Task directions:
Find each line of the entries with the string "RAYS", please, and copy it.

── Given records

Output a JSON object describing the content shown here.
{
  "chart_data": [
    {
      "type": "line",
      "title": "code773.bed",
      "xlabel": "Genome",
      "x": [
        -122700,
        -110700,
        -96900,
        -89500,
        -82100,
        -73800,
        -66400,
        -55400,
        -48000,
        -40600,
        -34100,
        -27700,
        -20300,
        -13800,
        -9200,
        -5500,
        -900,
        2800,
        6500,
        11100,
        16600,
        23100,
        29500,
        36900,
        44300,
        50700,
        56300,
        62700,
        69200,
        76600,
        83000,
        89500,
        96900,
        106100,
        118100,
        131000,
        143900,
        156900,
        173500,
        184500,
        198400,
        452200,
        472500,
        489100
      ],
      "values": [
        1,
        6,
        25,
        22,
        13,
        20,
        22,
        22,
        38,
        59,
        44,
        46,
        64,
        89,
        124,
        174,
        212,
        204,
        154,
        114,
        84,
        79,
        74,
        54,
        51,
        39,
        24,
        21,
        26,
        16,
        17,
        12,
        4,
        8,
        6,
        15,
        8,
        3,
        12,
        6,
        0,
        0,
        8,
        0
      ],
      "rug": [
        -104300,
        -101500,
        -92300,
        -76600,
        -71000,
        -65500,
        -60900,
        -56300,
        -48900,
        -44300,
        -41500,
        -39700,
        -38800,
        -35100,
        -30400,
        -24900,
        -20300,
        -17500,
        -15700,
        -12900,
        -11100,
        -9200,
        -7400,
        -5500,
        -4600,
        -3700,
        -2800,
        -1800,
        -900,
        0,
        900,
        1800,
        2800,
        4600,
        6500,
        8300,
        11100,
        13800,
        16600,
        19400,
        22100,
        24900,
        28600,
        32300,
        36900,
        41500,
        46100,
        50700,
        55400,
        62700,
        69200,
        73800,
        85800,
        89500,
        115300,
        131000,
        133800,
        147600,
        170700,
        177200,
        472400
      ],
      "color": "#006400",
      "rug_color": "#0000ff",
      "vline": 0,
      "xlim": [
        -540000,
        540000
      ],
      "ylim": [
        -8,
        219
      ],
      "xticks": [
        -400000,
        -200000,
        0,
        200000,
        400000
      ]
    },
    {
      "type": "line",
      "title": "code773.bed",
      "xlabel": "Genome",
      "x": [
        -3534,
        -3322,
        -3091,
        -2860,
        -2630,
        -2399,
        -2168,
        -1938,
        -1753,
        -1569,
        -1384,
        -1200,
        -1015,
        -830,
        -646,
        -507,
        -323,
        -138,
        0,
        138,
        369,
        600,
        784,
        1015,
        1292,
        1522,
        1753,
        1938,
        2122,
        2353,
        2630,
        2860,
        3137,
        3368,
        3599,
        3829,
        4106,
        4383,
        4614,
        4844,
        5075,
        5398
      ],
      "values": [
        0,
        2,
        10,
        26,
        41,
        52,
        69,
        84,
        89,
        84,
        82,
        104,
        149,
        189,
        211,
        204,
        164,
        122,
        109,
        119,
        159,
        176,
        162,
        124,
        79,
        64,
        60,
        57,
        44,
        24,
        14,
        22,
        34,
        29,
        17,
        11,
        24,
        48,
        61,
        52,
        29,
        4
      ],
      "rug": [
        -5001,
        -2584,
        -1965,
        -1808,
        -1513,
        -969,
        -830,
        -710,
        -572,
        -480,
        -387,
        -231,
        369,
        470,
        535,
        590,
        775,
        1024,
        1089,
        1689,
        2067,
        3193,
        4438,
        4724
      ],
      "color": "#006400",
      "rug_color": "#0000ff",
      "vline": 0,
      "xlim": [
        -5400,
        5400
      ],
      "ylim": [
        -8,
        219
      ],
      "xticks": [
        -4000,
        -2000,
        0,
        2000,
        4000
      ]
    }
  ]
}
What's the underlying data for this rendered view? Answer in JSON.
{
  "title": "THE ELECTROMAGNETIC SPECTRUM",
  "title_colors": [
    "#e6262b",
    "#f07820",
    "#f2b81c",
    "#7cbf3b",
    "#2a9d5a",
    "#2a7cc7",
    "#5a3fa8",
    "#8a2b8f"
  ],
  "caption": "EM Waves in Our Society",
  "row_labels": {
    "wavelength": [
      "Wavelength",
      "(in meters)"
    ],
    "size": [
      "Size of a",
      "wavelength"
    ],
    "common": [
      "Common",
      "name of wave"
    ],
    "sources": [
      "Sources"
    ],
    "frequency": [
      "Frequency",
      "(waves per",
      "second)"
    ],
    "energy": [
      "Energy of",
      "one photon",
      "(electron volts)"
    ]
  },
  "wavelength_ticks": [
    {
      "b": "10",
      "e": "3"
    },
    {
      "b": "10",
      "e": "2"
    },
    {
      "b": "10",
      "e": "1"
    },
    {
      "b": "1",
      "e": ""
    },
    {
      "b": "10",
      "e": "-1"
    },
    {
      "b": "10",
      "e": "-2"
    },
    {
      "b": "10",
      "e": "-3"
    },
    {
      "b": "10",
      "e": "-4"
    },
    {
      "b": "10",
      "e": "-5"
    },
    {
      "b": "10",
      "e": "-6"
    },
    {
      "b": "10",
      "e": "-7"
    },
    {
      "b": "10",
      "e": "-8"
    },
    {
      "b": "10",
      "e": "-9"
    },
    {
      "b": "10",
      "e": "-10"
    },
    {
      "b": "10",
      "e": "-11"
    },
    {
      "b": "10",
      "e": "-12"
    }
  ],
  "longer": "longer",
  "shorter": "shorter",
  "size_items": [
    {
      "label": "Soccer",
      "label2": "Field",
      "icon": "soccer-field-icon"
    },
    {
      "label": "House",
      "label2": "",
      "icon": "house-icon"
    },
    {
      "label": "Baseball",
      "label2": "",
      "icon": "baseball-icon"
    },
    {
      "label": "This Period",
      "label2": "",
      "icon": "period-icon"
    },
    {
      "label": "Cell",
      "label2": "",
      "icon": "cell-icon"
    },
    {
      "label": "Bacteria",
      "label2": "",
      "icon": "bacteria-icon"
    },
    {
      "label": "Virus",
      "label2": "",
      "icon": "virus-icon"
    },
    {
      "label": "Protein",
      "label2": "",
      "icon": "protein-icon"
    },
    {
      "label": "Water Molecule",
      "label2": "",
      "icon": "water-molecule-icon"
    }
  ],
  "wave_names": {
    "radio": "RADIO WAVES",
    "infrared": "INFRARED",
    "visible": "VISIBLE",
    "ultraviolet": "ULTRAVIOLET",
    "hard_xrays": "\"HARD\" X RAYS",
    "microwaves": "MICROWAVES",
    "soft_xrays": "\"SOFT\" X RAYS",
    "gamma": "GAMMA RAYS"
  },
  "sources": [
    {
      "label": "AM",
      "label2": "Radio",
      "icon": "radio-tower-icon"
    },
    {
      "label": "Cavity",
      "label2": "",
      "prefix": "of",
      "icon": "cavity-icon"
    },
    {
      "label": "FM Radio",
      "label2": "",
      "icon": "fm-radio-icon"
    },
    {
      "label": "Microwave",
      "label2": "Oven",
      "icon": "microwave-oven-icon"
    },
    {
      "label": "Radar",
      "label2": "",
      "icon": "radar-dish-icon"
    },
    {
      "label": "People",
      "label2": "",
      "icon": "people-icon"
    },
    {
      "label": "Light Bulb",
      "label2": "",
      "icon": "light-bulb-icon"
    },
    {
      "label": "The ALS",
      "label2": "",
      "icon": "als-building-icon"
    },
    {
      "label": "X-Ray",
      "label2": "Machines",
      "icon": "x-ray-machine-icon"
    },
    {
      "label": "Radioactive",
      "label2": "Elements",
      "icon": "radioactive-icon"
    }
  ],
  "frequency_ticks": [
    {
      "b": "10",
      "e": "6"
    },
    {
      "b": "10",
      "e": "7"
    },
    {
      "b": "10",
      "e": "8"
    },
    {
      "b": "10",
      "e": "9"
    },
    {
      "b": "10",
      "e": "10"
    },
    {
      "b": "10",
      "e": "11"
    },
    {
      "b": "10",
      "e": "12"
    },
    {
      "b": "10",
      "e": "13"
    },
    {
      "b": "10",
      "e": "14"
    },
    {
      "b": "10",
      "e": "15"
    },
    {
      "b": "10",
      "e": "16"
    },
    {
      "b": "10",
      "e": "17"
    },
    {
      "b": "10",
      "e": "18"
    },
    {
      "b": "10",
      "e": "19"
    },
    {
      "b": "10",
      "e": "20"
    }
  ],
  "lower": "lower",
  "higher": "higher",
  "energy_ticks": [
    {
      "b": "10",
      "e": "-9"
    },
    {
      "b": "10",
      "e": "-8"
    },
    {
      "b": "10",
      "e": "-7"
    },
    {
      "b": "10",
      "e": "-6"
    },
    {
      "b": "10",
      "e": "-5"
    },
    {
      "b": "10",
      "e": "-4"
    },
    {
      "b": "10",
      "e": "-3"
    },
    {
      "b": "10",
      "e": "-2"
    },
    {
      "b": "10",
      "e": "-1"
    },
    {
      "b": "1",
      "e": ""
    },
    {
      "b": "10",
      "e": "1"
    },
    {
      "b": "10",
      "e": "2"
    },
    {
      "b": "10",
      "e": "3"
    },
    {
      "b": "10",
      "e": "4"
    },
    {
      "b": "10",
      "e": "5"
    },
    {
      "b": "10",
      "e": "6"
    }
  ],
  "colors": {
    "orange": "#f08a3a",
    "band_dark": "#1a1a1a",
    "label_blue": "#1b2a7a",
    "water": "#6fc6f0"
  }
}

────

Answer to this exercise:
    "hard_xrays": "\"HARD\" X RAYS",
    "soft_xrays": "\"SOFT\" X RAYS",
    "gamma": "GAMMA RAYS"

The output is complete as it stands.